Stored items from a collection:
══════════════════════════════

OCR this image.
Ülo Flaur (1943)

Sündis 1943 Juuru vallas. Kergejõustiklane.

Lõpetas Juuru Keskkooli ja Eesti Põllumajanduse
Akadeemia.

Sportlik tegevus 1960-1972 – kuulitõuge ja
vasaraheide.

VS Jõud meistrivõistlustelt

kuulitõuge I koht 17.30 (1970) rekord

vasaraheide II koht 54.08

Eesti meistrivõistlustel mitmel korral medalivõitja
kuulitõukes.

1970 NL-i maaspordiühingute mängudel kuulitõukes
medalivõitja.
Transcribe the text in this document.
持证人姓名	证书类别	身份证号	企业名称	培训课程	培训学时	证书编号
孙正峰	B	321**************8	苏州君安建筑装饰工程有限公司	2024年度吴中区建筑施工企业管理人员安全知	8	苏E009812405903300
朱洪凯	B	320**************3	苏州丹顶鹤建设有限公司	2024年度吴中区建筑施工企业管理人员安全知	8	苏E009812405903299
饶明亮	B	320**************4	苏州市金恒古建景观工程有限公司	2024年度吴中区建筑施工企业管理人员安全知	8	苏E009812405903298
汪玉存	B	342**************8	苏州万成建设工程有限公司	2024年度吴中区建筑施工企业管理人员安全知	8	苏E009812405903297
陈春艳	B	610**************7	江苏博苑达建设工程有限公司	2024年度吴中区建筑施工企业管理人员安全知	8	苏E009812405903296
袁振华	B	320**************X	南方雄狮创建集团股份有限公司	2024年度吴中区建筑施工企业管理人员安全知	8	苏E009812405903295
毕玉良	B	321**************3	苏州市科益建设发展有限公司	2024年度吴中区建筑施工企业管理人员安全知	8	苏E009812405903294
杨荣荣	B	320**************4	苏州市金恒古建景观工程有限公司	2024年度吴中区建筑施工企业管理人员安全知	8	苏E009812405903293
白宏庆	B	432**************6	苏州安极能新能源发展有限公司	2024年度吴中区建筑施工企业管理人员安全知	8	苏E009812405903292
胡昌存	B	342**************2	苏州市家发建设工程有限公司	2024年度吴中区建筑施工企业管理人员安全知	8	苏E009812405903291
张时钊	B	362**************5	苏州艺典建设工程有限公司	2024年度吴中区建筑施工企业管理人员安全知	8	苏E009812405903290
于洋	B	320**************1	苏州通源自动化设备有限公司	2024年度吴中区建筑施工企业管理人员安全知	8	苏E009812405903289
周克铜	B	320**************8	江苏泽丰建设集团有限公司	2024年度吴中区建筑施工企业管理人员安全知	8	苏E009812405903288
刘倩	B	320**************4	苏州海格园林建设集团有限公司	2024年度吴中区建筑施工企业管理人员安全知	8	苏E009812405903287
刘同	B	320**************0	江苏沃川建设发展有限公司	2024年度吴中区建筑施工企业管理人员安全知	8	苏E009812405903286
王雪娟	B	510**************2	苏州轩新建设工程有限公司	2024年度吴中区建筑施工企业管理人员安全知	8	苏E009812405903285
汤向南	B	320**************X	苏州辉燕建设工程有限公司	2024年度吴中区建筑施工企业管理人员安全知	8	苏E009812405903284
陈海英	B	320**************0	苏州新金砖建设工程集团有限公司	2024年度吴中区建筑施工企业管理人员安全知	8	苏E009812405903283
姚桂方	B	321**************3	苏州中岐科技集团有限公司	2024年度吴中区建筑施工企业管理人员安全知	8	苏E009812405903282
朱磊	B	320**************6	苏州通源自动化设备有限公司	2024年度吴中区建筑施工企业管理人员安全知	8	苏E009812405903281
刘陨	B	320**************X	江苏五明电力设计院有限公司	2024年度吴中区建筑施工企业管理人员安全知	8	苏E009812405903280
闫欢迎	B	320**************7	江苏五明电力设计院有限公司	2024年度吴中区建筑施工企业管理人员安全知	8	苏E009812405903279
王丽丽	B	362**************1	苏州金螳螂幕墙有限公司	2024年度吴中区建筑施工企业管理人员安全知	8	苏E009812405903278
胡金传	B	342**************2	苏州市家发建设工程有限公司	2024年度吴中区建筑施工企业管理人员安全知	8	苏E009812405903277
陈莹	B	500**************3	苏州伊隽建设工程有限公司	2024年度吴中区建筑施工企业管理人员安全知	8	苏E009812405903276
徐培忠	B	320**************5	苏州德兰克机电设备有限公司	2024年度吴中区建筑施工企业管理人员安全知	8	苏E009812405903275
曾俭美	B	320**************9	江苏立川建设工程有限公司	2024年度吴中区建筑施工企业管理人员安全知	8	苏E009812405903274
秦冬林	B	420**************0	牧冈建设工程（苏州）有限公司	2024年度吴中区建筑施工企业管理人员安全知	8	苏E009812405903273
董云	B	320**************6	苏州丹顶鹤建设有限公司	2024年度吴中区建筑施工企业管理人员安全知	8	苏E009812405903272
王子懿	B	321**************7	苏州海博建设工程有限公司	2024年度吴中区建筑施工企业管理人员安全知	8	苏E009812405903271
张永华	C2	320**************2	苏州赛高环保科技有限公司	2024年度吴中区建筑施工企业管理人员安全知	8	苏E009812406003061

══════════════════════════════

BRIEF: Copy out the full material exactly as it appears.

WRITTEN RESPONSE:
OCR this image.
Ülo Flaur (1943)

Sündis 1943 Juuru vallas. Kergejõustiklane.

Lõpetas Juuru Keskkooli ja Eesti Põllumajanduse
Akadeemia.

Sportlik tegevus 1960-1972 – kuulitõuge ja
vasaraheide.

VS Jõud meistrivõistlustelt

kuulitõuge I koht 17.30 (1970) rekord

vasaraheide II koht 54.08

Eesti meistrivõistlustel mitmel korral medalivõitja
kuulitõukes.

1970 NL-i maaspordiühingute mängudel kuulitõukes
medalivõitja.
Transcribe the text in this document.
持证人姓名	证书类别	身份证号	企业名称	培训课程	培训学时	证书编号
孙正峰	B	321**************8	苏州君安建筑装饰工程有限公司	2024年度吴中区建筑施工企业管理人员安全知	8	苏E009812405903300
朱洪凯	B	320**************3	苏州丹顶鹤建设有限公司	2024年度吴中区建筑施工企业管理人员安全知	8	苏E009812405903299
饶明亮	B	320**************4	苏州市金恒古建景观工程有限公司	2024年度吴中区建筑施工企业管理人员安全知	8	苏E009812405903298
汪玉存	B	342**************8	苏州万成建设工程有限公司	2024年度吴中区建筑施工企业管理人员安全知	8	苏E009812405903297
陈春艳	B	610**************7	江苏博苑达建设工程有限公司	2024年度吴中区建筑施工企业管理人员安全知	8	苏E009812405903296
袁振华	B	320**************X	南方雄狮创建集团股份有限公司	2024年度吴中区建筑施工企业管理人员安全知	8	苏E009812405903295
毕玉良	B	321**************3	苏州市科益建设发展有限公司	2024年度吴中区建筑施工企业管理人员安全知	8	苏E009812405903294
杨荣荣	B	320**************4	苏州市金恒古建景观工程有限公司	2024年度吴中区建筑施工企业管理人员安全知	8	苏E009812405903293
白宏庆	B	432**************6	苏州安极能新能源发展有限公司	2024年度吴中区建筑施工企业管理人员安全知	8	苏E009812405903292
胡昌存	B	342**************2	苏州市家发建设工程有限公司	2024年度吴中区建筑施工企业管理人员安全知	8	苏E009812405903291
张时钊	B	362**************5	苏州艺典建设工程有限公司	2024年度吴中区建筑施工企业管理人员安全知	8	苏E009812405903290
于洋	B	320**************1	苏州通源自动化设备有限公司	2024年度吴中区建筑施工企业管理人员安全知	8	苏E009812405903289
周克铜	B	320**************8	江苏泽丰建设集团有限公司	2024年度吴中区建筑施工企业管理人员安全知	8	苏E009812405903288
刘倩	B	320**************4	苏州海格园林建设集团有限公司	2024年度吴中区建筑施工企业管理人员安全知	8	苏E009812405903287
刘同	B	320**************0	江苏沃川建设发展有限公司	2024年度吴中区建筑施工企业管理人员安全知	8	苏E009812405903286
王雪娟	B	510**************2	苏州轩新建设工程有限公司	2024年度吴中区建筑施工企业管理人员安全知	8	苏E009812405903285
汤向南	B	320**************X	苏州辉燕建设工程有限公司	2024年度吴中区建筑施工企业管理人员安全知	8	苏E009812405903284
陈海英	B	320**************0	苏州新金砖建设工程集团有限公司	2024年度吴中区建筑施工企业管理人员安全知	8	苏E009812405903283
姚桂方	B	321**************3	苏州中岐科技集团有限公司	2024年度吴中区建筑施工企业管理人员安全知	8	苏E009812405903282
朱磊	B	320**************6	苏州通源自动化设备有限公司	2024年度吴中区建筑施工企业管理人员安全知	8	苏E009812405903281
刘陨	B	320**************X	江苏五明电力设计院有限公司	2024年度吴中区建筑施工企业管理人员安全知	8	苏E009812405903280
闫欢迎	B	320**************7	江苏五明电力设计院有限公司	2024年度吴中区建筑施工企业管理人员安全知	8	苏E009812405903279
王丽丽	B	362**************1	苏州金螳螂幕墙有限公司	2024年度吴中区建筑施工企业管理人员安全知	8	苏E009812405903278
胡金传	B	342**************2	苏州市家发建设工程有限公司	2024年度吴中区建筑施工企业管理人员安全知	8	苏E009812405903277
陈莹	B	500**************3	苏州伊隽建设工程有限公司	2024年度吴中区建筑施工企业管理人员安全知	8	苏E009812405903276
徐培忠	B	320**************5	苏州德兰克机电设备有限公司	2024年度吴中区建筑施工企业管理人员安全知	8	苏E009812405903275
曾俭美	B	320**************9	江苏立川建设工程有限公司	2024年度吴中区建筑施工企业管理人员安全知	8	苏E009812405903274
秦冬林	B	420**************0	牧冈建设工程（苏州）有限公司	2024年度吴中区建筑施工企业管理人员安全知	8	苏E009812405903273
董云	B	320**************6	苏州丹顶鹤建设有限公司	2024年度吴中区建筑施工企业管理人员安全知	8	苏E009812405903272
王子懿	B	321**************7	苏州海博建设工程有限公司	2024年度吴中区建筑施工企业管理人员安全知	8	苏E009812405903271
张永华	C2	320**************2	苏州赛高环保科技有限公司	2024年度吴中区建筑施工企业管理人员安全知	8	苏E009812406003061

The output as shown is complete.